▶ Aim of the exercise:
Extract the full set of records, then give each one again exactly.

START Supplied information

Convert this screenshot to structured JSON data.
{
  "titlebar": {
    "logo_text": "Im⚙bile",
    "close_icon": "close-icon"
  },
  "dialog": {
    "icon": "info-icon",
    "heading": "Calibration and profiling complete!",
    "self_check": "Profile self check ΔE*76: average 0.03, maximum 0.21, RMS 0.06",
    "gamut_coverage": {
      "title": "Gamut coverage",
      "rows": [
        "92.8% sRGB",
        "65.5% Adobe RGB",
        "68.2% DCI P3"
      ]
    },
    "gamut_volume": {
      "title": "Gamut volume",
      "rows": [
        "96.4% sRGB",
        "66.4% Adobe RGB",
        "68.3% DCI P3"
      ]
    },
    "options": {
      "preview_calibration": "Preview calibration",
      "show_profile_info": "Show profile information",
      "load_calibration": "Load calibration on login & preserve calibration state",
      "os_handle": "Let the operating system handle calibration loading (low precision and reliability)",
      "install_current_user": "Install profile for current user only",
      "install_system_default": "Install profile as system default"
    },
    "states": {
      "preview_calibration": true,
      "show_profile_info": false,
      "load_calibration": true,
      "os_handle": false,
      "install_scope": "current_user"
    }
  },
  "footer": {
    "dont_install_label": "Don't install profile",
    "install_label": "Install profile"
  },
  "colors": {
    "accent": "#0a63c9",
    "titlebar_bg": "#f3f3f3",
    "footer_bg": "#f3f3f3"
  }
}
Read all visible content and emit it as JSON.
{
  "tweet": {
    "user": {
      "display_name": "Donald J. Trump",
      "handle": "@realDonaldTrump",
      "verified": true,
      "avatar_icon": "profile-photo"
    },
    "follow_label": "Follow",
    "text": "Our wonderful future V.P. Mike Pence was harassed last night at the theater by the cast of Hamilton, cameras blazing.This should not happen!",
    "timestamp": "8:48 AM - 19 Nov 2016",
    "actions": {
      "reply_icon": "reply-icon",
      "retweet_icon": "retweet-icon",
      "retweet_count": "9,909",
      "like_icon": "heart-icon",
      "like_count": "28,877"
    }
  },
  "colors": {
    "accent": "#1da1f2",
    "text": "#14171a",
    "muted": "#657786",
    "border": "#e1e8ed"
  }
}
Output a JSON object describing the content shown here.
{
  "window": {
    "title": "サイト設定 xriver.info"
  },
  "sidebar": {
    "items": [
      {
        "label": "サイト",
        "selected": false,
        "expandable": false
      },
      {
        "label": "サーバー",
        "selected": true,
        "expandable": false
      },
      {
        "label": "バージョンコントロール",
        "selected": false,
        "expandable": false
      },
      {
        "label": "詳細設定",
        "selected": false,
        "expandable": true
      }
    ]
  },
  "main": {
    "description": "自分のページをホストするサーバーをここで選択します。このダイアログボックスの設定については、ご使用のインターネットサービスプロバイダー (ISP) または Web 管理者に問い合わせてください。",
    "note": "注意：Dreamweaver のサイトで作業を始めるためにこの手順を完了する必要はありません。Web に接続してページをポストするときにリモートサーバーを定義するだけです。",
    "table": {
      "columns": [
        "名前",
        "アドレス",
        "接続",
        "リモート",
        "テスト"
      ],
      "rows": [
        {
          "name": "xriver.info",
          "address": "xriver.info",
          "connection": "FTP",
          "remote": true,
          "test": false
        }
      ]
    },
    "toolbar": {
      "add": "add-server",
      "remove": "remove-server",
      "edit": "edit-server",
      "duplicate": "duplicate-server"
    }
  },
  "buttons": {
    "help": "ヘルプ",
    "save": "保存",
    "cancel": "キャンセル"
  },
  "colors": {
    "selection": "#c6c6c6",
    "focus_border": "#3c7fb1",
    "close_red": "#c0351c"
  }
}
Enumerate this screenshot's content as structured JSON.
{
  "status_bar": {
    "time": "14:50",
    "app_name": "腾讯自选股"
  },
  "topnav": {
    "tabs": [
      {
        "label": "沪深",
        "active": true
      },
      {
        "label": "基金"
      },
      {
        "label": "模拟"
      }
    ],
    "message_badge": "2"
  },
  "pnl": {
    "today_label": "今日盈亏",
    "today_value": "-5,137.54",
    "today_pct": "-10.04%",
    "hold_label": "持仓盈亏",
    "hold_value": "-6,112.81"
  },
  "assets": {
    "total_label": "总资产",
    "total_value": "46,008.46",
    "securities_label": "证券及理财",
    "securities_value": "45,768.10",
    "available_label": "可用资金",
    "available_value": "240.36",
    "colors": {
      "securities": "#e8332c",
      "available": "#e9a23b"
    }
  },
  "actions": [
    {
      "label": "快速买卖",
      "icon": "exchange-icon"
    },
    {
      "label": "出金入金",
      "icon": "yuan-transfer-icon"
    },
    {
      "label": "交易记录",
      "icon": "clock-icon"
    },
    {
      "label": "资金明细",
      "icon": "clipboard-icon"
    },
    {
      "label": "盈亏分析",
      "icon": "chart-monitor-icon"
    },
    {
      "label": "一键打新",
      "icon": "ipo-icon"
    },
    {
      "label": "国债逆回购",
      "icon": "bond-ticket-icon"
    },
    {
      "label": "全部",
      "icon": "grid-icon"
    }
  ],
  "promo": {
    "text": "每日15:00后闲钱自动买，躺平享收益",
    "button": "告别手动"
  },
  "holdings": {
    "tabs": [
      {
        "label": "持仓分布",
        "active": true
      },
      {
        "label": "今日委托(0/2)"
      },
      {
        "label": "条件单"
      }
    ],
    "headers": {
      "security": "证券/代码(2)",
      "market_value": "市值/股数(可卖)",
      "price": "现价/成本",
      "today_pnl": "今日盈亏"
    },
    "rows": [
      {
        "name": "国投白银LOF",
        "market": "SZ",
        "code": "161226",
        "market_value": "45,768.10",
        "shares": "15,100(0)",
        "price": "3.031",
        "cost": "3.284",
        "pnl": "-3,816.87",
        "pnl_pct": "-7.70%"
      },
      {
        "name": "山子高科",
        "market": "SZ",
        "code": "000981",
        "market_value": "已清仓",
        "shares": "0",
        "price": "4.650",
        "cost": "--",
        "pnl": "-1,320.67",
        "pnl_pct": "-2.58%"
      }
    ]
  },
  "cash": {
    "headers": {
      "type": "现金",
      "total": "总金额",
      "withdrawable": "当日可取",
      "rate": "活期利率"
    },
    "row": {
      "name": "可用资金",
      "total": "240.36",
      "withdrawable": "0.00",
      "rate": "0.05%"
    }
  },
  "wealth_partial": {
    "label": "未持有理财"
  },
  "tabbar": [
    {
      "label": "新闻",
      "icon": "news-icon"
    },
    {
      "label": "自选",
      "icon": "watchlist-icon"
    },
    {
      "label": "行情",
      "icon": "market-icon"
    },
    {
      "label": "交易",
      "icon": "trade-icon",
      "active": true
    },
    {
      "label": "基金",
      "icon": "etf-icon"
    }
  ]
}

END Supplied information

▶ Task answer:
Convert this screenshot to structured JSON data.
{
  "titlebar": {
    "logo_text": "Im⚙bile",
    "close_icon": "close-icon"
  },
  "dialog": {
    "icon": "info-icon",
    "heading": "Calibration and profiling complete!",
    "self_check": "Profile self check ΔE*76: average 0.03, maximum 0.21, RMS 0.06",
    "gamut_coverage": {
      "title": "Gamut coverage",
      "rows": [
        "92.8% sRGB",
        "65.5% Adobe RGB",
        "68.2% DCI P3"
      ]
    },
    "gamut_volume": {
      "title": "Gamut volume",
      "rows": [
        "96.4% sRGB",
        "66.4% Adobe RGB",
        "68.3% DCI P3"
      ]
    },
    "options": {
      "preview_calibration": "Preview calibration",
      "show_profile_info": "Show profile information",
      "load_calibration": "Load calibration on login & preserve calibration state",
      "os_handle": "Let the operating system handle calibration loading (low precision and reliability)",
      "install_current_user": "Install profile for current user only",
      "install_system_default": "Install profile as system default"
    },
    "states": {
      "preview_calibration": true,
      "show_profile_info": false,
      "load_calibration": true,
      "os_handle": false,
      "install_scope": "current_user"
    }
  },
  "footer": {
    "dont_install_label": "Don't install profile",
    "install_label": "Install profile"
  },
  "colors": {
    "accent": "#0a63c9",
    "titlebar_bg": "#f3f3f3",
    "footer_bg": "#f3f3f3"
  }
}
Read all visible content and emit it as JSON.
{
  "tweet": {
    "user": {
      "display_name": "Donald J. Trump",
      "handle": "@realDonaldTrump",
      "verified": true,
      "avatar_icon": "profile-photo"
    },
    "follow_label": "Follow",
    "text": "Our wonderful future V.P. Mike Pence was harassed last night at the theater by the cast of Hamilton, cameras blazing.This should not happen!",
    "timestamp": "8:48 AM - 19 Nov 2016",
    "actions": {
      "reply_icon": "reply-icon",
      "retweet_icon": "retweet-icon",
      "retweet_count": "9,909",
      "like_icon": "heart-icon",
      "like_count": "28,877"
    }
  },
  "colors": {
    "accent": "#1da1f2",
    "text": "#14171a",
    "muted": "#657786",
    "border": "#e1e8ed"
  }
}
Output a JSON object describing the content shown here.
{
  "window": {
    "title": "サイト設定 xriver.info"
  },
  "sidebar": {
    "items": [
      {
        "label": "サイト",
        "selected": false,
        "expandable": false
      },
      {
        "label": "サーバー",
        "selected": true,
        "expandable": false
      },
      {
        "label": "バージョンコントロール",
        "selected": false,
        "expandable": false
      },
      {
        "label": "詳細設定",
        "selected": false,
        "expandable": true
      }
    ]
  },
  "main": {
    "description": "自分のページをホストするサーバーをここで選択します。このダイアログボックスの設定については、ご使用のインターネットサービスプロバイダー (ISP) または Web 管理者に問い合わせてください。",
    "note": "注意：Dreamweaver のサイトで作業を始めるためにこの手順を完了する必要はありません。Web に接続してページをポストするときにリモートサーバーを定義するだけです。",
    "table": {
      "columns": [
        "名前",
        "アドレス",
        "接続",
        "リモート",
        "テスト"
      ],
      "rows": [
        {
          "name": "xriver.info",
          "address": "xriver.info",
          "connection": "FTP",
          "remote": true,
          "test": false
        }
      ]
    },
    "toolbar": {
      "add": "add-server",
      "remove": "remove-server",
      "edit": "edit-server",
      "duplicate": "duplicate-server"
    }
  },
  "buttons": {
    "help": "ヘルプ",
    "save": "保存",
    "cancel": "キャンセル"
  },
  "colors": {
    "selection": "#c6c6c6",
    "focus_border": "#3c7fb1",
    "close_red": "#c0351c"
  }
}
Enumerate this screenshot's content as structured JSON.
{
  "status_bar": {
    "time": "14:50",
    "app_name": "腾讯自选股"
  },
  "topnav": {
    "tabs": [
      {
        "label": "沪深",
        "active": true
      },
      {
        "label": "基金"
      },
      {
        "label": "模拟"
      }
    ],
    "message_badge": "2"
  },
  "pnl": {
    "today_label": "今日盈亏",
    "today_value": "-5,137.54",
    "today_pct": "-10.04%",
    "hold_label": "持仓盈亏",
    "hold_value": "-6,112.81"
  },
  "assets": {
    "total_label": "总资产",
    "total_value": "46,008.46",
    "securities_label": "证券及理财",
    "securities_value": "45,768.10",
    "available_label": "可用资金",
    "available_value": "240.36",
    "colors": {
      "securities": "#e8332c",
      "available": "#e9a23b"
    }
  },
  "actions": [
    {
      "label": "快速买卖",
      "icon": "exchange-icon"
    },
    {
      "label": "出金入金",
      "icon": "yuan-transfer-icon"
    },
    {
      "label": "交易记录",
      "icon": "clock-icon"
    },
    {
      "label": "资金明细",
      "icon": "clipboard-icon"
    },
    {
      "label": "盈亏分析",
      "icon": "chart-monitor-icon"
    },
    {
      "label": "一键打新",
      "icon": "ipo-icon"
    },
    {
      "label": "国债逆回购",
      "icon": "bond-ticket-icon"
    },
    {
      "label": "全部",
      "icon": "grid-icon"
    }
  ],
  "promo": {
    "text": "每日15:00后闲钱自动买，躺平享收益",
    "button": "告别手动"
  },
  "holdings": {
    "tabs": [
      {
        "label": "持仓分布",
        "active": true
      },
      {
        "label": "今日委托(0/2)"
      },
      {
        "label": "条件单"
      }
    ],
    "headers": {
      "security": "证券/代码(2)",
      "market_value": "市值/股数(可卖)",
      "price": "现价/成本",
      "today_pnl": "今日盈亏"
    },
    "rows": [
      {
        "name": "国投白银LOF",
        "market": "SZ",
        "code": "161226",
        "market_value": "45,768.10",
        "shares": "15,100(0)",
        "price": "3.031",
        "cost": "3.284",
        "pnl": "-3,816.87",
        "pnl_pct": "-7.70%"
      },
      {
        "name": "山子高科",
        "market": "SZ",
        "code": "000981",
        "market_value": "已清仓",
        "shares": "0",
        "price": "4.650",
        "cost": "--",
        "pnl": "-1,320.67",
        "pnl_pct": "-2.58%"
      }
    ]
  },
  "cash": {
    "headers": {
      "type": "现金",
      "total": "总金额",
      "withdrawable": "当日可取",
      "rate": "活期利率"
    },
    "row": {
      "name": "可用资金",
      "total": "240.36",
      "withdrawable": "0.00",
      "rate": "0.05%"
    }
  },
  "wealth_partial": {
    "label": "未持有理财"
  },
  "tabbar": [
    {
      "label": "新闻",
      "icon": "news-icon"
    },
    {
      "label": "自选",
      "icon": "watchlist-icon"
    },
    {
      "label": "行情",
      "icon": "market-icon"
    },
    {
      "label": "交易",
      "icon": "trade-icon",
      "active": true
    },
    {
      "label": "基金",
      "icon": "etf-icon"
    }
  ]
}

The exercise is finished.